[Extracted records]
------

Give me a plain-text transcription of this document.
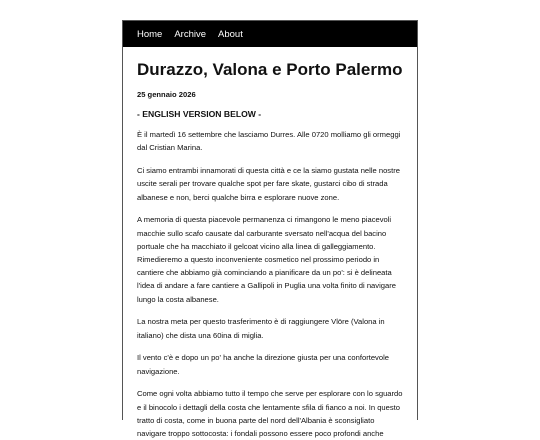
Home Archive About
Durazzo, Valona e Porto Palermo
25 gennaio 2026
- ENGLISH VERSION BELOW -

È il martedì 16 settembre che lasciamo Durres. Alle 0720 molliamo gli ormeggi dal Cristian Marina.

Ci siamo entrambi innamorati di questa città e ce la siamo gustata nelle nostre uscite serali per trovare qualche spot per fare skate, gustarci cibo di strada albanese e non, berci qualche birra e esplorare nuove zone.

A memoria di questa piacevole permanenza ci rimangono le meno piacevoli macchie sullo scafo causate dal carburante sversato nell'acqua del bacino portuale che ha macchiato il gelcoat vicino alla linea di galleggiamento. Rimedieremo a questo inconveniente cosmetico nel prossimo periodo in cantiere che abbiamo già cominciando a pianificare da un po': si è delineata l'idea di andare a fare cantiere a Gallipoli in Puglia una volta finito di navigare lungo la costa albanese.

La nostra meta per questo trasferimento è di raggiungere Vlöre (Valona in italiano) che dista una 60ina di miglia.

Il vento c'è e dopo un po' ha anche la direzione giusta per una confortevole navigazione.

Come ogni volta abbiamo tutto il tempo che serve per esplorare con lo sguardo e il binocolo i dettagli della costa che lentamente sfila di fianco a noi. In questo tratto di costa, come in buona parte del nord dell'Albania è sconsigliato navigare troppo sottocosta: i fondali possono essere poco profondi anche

------

▶ TO BE DONE: Leave every image out, and retype the material exactly.

▶ ANSWER TO THIS PROBLEM:
Give me a plain-text transcription of this document.
Home Archive About
Durazzo, Valona e Porto Palermo
25 gennaio 2026
- ENGLISH VERSION BELOW -

È il martedì 16 settembre che lasciamo Durres. Alle 0720 molliamo gli ormeggi dal Cristian Marina.

Ci siamo entrambi innamorati di questa città e ce la siamo gustata nelle nostre uscite serali per trovare qualche spot per fare skate, gustarci cibo di strada albanese e non, berci qualche birra e esplorare nuove zone.

A memoria di questa piacevole permanenza ci rimangono le meno piacevoli macchie sullo scafo causate dal carburante sversato nell'acqua del bacino portuale che ha macchiato il gelcoat vicino alla linea di galleggiamento. Rimedieremo a questo inconveniente cosmetico nel prossimo periodo in cantiere che abbiamo già cominciando a pianificare da un po': si è delineata l'idea di andare a fare cantiere a Gallipoli in Puglia una volta finito di navigare lungo la costa albanese.

La nostra meta per questo trasferimento è di raggiungere Vlöre (Valona in italiano) che dista una 60ina di miglia.

Il vento c'è e dopo un po' ha anche la direzione giusta per una confortevole navigazione.

Come ogni volta abbiamo tutto il tempo che serve per esplorare con lo sguardo e il binocolo i dettagli della costa che lentamente sfila di fianco a noi. In questo tratto di costa, come in buona parte del nord dell'Albania è sconsigliato navigare troppo sottocosta: i fondali possono essere poco profondi anche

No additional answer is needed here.